**Available records:**

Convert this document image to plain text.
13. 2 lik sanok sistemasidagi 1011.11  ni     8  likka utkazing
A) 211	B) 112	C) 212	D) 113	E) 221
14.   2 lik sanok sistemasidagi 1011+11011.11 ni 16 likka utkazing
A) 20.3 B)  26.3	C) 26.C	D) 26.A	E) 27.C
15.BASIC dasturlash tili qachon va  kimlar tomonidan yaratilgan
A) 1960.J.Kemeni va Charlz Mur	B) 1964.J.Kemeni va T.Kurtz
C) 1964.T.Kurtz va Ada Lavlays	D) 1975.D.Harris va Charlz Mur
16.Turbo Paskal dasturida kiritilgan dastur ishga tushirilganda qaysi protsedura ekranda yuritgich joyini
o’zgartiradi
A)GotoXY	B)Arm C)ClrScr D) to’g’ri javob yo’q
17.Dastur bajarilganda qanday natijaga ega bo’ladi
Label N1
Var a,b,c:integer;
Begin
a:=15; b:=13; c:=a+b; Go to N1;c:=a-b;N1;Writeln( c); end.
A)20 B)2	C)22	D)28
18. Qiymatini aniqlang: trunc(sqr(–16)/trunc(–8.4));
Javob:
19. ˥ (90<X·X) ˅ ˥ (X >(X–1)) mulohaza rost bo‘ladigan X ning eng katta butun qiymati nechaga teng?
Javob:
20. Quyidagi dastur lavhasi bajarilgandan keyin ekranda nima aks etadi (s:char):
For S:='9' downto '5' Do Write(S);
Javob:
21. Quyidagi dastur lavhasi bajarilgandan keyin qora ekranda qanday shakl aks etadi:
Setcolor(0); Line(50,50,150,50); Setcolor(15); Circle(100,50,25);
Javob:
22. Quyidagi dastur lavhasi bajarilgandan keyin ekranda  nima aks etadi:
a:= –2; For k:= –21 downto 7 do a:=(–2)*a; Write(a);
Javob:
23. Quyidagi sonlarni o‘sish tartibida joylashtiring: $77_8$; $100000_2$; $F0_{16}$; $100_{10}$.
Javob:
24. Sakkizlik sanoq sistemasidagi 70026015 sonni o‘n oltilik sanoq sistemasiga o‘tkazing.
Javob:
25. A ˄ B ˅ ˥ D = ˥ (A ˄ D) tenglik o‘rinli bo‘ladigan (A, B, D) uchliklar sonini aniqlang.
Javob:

**Given instruction:**
Reproduce the material above, every line of it, exactly.

**Worked solution:**
Convert this document image to plain text.
13. 2 lik sanok sistemasidagi 1011.11  ni     8  likka utkazing
A) 211	B) 112	C) 212	D) 113	E) 221
14.   2 lik sanok sistemasidagi 1011+11011.11 ni 16 likka utkazing
A) 20.3 B)  26.3	C) 26.C	D) 26.A	E) 27.C
15.BASIC dasturlash tili qachon va  kimlar tomonidan yaratilgan
A) 1960.J.Kemeni va Charlz Mur	B) 1964.J.Kemeni va T.Kurtz
C) 1964.T.Kurtz va Ada Lavlays	D) 1975.D.Harris va Charlz Mur
16.Turbo Paskal dasturida kiritilgan dastur ishga tushirilganda qaysi protsedura ekranda yuritgich joyini
o’zgartiradi
A)GotoXY	B)Arm C)ClrScr D) to’g’ri javob yo’q
17.Dastur bajarilganda qanday natijaga ega bo’ladi
Label N1
Var a,b,c:integer;
Begin
a:=15; b:=13; c:=a+b; Go to N1;c:=a-b;N1;Writeln( c); end.
A)20 B)2	C)22	D)28
18. Qiymatini aniqlang: trunc(sqr(–16)/trunc(–8.4));
Javob:
19. ˥ (90<X·X) ˅ ˥ (X >(X–1)) mulohaza rost bo‘ladigan X ning eng katta butun qiymati nechaga teng?
Javob:
20. Quyidagi dastur lavhasi bajarilgandan keyin ekranda nima aks etadi (s:char):
For S:='9' downto '5' Do Write(S);
Javob:
21. Quyidagi dastur lavhasi bajarilgandan keyin qora ekranda qanday shakl aks etadi:
Setcolor(0); Line(50,50,150,50); Setcolor(15); Circle(100,50,25);
Javob:
22. Quyidagi dastur lavhasi bajarilgandan keyin ekranda  nima aks etadi:
a:= –2; For k:= –21 downto 7 do a:=(–2)*a; Write(a);
Javob:
23. Quyidagi sonlarni o‘sish tartibida joylashtiring: $77_8$; $100000_2$; $F0_{16}$; $100_{10}$.
Javob:
24. Sakkizlik sanoq sistemasidagi 70026015 sonni o‘n oltilik sanoq sistemasiga o‘tkazing.
Javob:
25. A ˄ B ˅ ˥ D = ˥ (A ˄ D) tenglik o‘rinli bo‘ladigan (A, B, D) uchliklar sonini aniqlang.
Javob:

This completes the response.